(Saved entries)
▼

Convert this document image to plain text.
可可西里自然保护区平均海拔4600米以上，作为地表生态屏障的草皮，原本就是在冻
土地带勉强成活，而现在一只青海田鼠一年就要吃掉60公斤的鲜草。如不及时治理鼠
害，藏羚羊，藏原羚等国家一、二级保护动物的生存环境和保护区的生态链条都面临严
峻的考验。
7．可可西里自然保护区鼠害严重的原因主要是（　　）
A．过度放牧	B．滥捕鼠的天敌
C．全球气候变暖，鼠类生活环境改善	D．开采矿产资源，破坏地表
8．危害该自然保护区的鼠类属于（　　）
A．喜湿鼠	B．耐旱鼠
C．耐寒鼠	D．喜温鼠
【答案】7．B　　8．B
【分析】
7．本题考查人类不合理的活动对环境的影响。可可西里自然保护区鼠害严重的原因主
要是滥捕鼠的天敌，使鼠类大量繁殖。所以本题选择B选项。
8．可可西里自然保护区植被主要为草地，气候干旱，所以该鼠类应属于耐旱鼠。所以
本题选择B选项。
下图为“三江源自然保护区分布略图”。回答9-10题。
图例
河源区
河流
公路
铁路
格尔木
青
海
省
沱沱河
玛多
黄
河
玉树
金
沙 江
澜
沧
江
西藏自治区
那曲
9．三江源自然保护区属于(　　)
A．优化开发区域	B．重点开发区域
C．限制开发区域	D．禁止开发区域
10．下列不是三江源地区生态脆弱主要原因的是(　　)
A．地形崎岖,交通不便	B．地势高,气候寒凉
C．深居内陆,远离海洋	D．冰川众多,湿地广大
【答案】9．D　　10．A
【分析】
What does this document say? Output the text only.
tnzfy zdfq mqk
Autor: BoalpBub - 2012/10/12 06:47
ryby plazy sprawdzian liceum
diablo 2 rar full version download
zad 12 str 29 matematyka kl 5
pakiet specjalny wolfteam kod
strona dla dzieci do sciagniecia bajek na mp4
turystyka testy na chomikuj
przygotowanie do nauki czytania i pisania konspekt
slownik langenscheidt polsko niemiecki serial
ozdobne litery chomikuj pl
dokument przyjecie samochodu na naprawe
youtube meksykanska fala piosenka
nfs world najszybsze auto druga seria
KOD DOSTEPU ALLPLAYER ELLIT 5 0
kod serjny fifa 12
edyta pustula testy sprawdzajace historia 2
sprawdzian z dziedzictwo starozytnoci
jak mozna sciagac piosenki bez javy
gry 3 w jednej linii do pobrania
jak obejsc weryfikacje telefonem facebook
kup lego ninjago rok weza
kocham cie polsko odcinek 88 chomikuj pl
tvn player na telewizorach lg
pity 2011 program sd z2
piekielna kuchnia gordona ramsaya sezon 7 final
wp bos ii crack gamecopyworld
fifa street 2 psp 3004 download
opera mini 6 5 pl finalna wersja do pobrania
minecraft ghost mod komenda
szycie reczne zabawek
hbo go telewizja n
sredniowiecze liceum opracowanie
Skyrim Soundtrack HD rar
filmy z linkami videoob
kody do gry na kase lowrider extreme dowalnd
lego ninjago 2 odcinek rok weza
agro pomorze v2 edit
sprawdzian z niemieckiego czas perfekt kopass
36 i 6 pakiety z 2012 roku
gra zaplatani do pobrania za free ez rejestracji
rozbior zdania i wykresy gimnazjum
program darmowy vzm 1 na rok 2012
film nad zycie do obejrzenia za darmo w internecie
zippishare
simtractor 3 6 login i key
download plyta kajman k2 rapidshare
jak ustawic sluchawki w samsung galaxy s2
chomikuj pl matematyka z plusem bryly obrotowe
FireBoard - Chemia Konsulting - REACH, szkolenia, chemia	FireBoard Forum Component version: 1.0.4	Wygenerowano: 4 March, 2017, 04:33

▲

## What is being asked:
Search the records for the word "pobrania", then list every line that has it.

## Exercise solution:
gry 3 w jednej linii do pobrania
opera mini 6 5 pl finalna wersja do pobrania
gra zaplatani do pobrania za free ez rejestracji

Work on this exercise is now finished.